• Stated problem
From the records below, copy out exactly the lines from the one containing "Transcribe this chart's" to the one containing "Output a JSON", both included. Add nothing else.

---*---

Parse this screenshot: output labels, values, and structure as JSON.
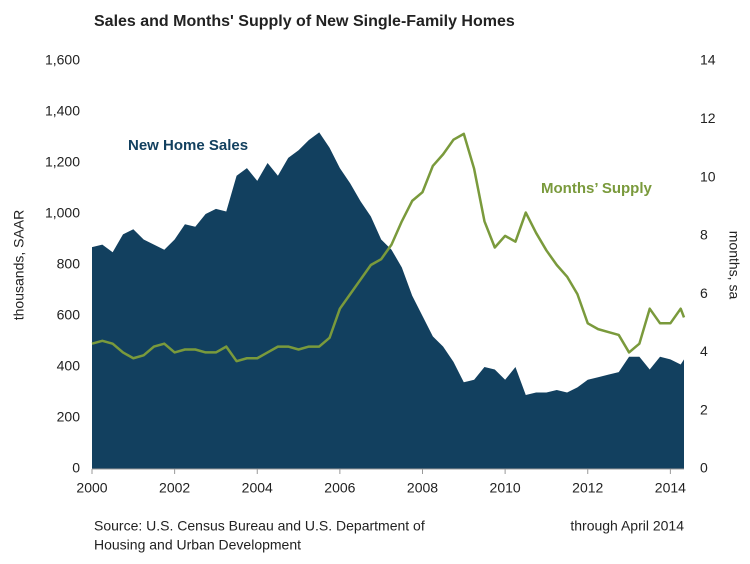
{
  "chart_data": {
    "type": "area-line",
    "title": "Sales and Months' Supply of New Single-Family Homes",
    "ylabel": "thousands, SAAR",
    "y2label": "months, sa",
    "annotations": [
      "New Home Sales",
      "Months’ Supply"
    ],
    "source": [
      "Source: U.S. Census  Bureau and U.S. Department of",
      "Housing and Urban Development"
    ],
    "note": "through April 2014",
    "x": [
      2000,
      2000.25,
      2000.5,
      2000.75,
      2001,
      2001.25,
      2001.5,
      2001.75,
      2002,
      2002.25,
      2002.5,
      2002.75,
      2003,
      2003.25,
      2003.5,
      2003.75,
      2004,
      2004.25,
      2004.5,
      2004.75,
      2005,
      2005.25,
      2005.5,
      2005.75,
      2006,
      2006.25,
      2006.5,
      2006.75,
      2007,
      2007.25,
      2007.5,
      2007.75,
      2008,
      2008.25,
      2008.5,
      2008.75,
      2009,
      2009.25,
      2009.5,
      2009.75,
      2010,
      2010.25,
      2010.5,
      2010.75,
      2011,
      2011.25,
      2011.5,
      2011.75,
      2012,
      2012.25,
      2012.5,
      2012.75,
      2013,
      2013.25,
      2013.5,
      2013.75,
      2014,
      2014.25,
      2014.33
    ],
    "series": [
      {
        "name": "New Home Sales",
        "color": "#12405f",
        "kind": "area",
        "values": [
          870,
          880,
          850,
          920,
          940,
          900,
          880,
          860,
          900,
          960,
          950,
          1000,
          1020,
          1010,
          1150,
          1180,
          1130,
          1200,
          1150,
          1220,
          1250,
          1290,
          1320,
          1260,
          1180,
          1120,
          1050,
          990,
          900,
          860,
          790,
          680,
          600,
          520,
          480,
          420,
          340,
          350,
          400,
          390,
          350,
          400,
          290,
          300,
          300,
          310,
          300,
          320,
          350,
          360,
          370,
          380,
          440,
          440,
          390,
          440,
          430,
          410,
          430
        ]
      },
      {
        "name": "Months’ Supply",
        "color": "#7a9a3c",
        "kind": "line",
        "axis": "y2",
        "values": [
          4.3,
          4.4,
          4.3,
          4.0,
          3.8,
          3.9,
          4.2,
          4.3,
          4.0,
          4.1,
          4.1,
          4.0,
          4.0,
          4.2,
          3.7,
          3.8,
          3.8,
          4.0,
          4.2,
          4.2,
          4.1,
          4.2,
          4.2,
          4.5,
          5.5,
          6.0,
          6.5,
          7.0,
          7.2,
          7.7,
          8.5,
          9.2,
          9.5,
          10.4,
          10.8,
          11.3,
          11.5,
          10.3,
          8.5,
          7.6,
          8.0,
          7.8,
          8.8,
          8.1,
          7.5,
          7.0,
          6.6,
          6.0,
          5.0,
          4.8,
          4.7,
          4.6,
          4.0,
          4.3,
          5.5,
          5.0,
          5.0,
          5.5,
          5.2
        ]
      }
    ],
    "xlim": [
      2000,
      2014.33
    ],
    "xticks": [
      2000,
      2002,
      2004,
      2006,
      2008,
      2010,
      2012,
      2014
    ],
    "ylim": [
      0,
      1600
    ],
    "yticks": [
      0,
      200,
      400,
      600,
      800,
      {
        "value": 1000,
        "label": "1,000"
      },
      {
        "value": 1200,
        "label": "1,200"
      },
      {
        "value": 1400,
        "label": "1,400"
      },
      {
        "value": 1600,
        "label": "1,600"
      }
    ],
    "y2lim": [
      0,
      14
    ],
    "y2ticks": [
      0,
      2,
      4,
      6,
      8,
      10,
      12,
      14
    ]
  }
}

---*---

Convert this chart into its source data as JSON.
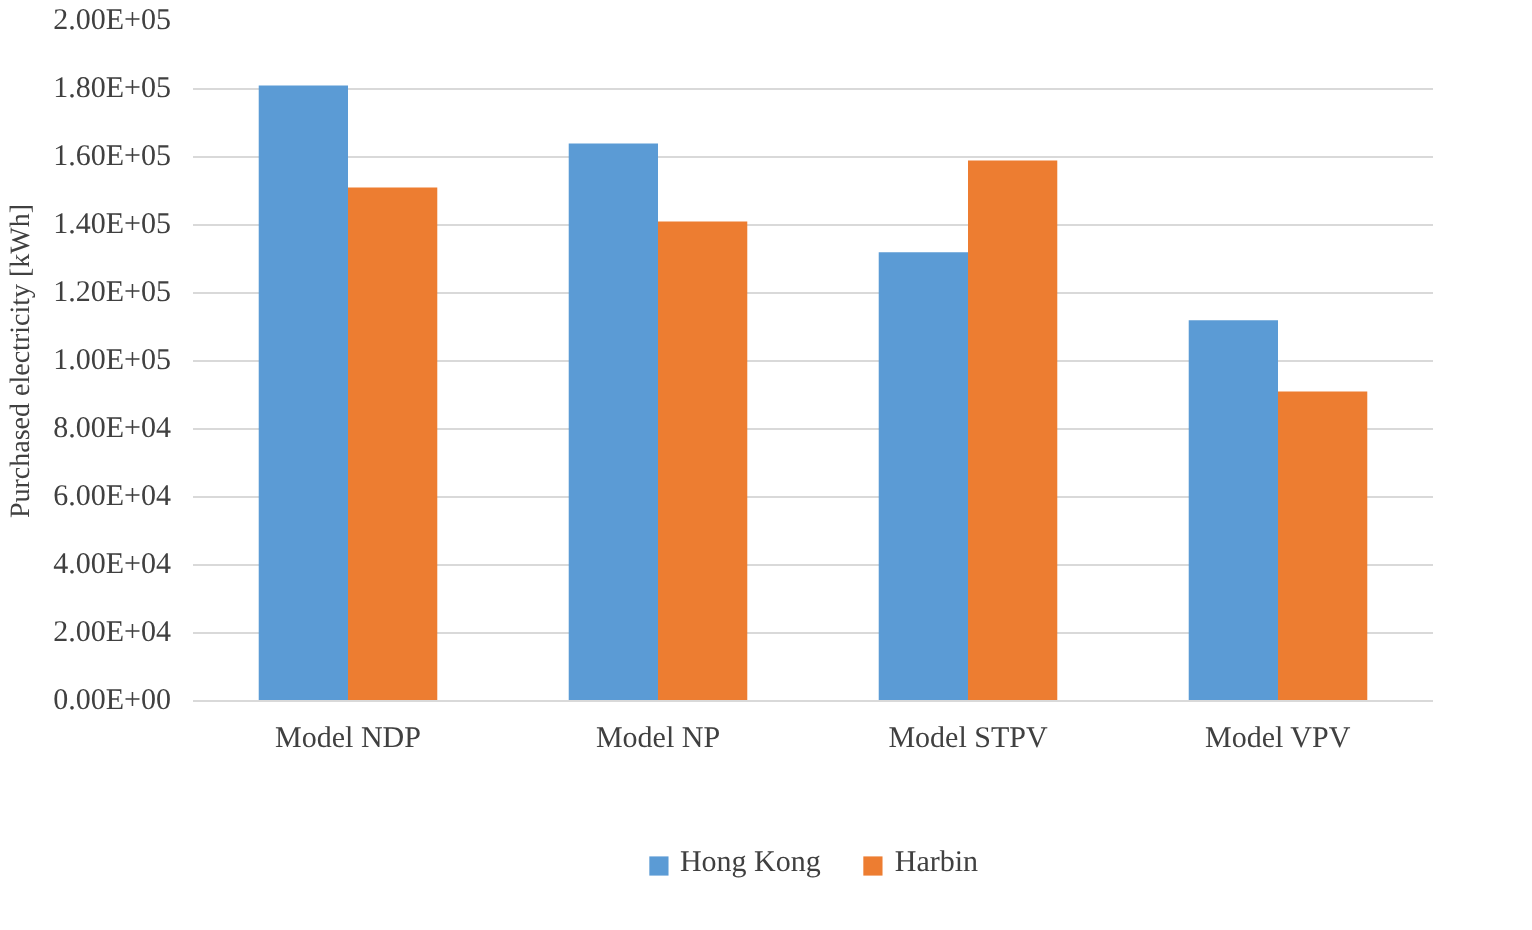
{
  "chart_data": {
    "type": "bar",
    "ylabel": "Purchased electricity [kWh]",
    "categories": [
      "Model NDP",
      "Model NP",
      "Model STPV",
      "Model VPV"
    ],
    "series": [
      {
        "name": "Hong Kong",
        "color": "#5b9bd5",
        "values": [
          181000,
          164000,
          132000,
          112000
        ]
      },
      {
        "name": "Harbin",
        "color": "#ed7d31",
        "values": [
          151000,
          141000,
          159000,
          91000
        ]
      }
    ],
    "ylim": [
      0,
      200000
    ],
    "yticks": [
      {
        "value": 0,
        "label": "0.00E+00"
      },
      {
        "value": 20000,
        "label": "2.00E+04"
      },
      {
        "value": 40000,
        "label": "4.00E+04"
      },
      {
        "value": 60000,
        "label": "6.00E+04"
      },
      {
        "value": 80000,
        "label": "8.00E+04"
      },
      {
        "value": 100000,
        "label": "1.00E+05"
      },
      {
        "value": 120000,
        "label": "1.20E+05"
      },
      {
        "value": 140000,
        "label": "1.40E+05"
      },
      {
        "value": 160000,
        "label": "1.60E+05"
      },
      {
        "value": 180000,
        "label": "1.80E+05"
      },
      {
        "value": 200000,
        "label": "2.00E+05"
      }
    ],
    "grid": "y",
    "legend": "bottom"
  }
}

---*---

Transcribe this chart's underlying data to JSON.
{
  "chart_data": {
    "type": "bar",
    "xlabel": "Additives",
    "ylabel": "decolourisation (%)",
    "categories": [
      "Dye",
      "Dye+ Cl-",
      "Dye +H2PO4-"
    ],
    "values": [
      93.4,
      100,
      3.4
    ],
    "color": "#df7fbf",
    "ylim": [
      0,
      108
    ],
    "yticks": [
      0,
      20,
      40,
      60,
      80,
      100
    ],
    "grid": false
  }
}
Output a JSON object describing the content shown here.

---*---

• The result
Transcribe this chart's underlying data to JSON.
{
  "chart_data": {
    "type": "bar",
    "xlabel": "Additives",
    "ylabel": "decolourisation (%)",
    "categories": [
      "Dye",
      "Dye+ Cl-",
      "Dye +H2PO4-"
    ],
    "values": [
      93.4,
      100,
      3.4
    ],
    "color": "#df7fbf",
    "ylim": [
      0,
      108
    ],
    "yticks": [
      0,
      20,
      40,
      60,
      80,
      100
    ],
    "grid": false
  }
}
Output a JSON object describing the content shown here.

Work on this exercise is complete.